WHAT TO PRODUCE >>
Search the entries for the word "力量下沉" and pull out each line that has it.

* * * *

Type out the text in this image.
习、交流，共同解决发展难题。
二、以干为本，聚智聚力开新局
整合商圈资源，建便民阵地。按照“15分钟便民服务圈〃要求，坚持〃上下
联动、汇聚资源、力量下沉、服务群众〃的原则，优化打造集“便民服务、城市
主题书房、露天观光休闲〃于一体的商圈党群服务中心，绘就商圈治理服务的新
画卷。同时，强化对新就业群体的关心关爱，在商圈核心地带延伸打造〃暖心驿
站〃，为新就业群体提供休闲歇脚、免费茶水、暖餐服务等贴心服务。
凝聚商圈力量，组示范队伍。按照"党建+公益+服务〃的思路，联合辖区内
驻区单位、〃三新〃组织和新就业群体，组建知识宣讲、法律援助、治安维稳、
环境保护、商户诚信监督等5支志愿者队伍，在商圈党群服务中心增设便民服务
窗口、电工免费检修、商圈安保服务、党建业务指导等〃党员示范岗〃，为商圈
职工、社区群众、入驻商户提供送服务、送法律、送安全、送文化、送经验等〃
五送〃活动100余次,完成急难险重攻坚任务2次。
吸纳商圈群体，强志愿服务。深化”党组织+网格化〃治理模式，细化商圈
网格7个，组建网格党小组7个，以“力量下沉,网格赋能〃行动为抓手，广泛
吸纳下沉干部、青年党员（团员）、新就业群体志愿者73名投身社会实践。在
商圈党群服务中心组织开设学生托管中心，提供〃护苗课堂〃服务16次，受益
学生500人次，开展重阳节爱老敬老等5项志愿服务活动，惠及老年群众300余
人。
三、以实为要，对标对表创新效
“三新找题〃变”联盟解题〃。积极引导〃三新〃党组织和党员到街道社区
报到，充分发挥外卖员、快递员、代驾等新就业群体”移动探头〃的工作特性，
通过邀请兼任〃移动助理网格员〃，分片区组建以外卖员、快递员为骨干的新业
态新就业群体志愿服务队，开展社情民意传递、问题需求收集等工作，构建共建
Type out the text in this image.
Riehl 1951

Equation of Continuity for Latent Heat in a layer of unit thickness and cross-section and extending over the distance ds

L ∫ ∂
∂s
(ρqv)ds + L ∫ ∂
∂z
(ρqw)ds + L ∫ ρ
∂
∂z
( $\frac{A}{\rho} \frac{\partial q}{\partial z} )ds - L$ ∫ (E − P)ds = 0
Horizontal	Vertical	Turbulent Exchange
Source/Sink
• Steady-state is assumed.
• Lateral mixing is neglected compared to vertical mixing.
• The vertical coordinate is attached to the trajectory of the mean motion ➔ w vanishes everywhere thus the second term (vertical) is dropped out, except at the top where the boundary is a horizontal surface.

* * * *

ANSWER FOR THE TASK >>
联动、汇聚资源、力量下沉、服务群众〃的原则，优化打造集“便民服务、城市
网格7个，组建网格党小组7个，以“力量下沉,网格赋能〃行动为抓手，广泛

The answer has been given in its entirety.